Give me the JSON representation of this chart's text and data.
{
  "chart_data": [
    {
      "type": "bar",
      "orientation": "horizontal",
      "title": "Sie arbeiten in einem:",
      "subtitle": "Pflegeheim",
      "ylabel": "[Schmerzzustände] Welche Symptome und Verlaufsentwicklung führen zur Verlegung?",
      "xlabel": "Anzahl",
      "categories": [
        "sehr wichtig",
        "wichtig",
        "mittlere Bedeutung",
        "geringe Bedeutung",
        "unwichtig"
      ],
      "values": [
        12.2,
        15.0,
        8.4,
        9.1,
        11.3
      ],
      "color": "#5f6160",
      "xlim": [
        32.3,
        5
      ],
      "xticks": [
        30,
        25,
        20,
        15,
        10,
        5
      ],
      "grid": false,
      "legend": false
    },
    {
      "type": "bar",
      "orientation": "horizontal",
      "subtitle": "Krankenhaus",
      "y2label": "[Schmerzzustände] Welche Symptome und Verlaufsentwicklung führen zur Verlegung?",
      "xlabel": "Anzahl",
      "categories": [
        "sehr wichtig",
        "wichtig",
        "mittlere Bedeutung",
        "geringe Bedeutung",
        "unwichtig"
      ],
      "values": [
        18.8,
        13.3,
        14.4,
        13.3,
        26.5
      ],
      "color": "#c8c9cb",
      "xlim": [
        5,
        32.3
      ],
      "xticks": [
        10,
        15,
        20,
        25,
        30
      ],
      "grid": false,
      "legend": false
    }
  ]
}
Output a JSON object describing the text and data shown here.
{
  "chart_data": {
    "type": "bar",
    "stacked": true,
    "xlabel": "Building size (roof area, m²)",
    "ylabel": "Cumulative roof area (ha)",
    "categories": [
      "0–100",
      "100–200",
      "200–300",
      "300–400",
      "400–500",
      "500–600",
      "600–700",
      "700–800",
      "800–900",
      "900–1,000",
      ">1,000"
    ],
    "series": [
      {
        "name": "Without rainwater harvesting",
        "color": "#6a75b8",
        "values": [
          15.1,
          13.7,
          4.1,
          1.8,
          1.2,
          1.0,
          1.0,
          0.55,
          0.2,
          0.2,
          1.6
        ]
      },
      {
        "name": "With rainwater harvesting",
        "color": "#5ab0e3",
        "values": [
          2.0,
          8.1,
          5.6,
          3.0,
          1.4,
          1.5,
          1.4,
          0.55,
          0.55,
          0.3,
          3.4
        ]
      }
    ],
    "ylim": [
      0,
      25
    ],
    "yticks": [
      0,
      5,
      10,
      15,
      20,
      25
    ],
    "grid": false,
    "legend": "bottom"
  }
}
######
Search the data for "Welche" and list every line in which it occurs.

      "ylabel": "[Schmerzzustände] Welche Symptome und Verlaufsentwicklung führen zur Verlegung?",
      "y2label": "[Schmerzzustände] Welche Symptome und Verlaufsentwicklung führen zur Verlegung?",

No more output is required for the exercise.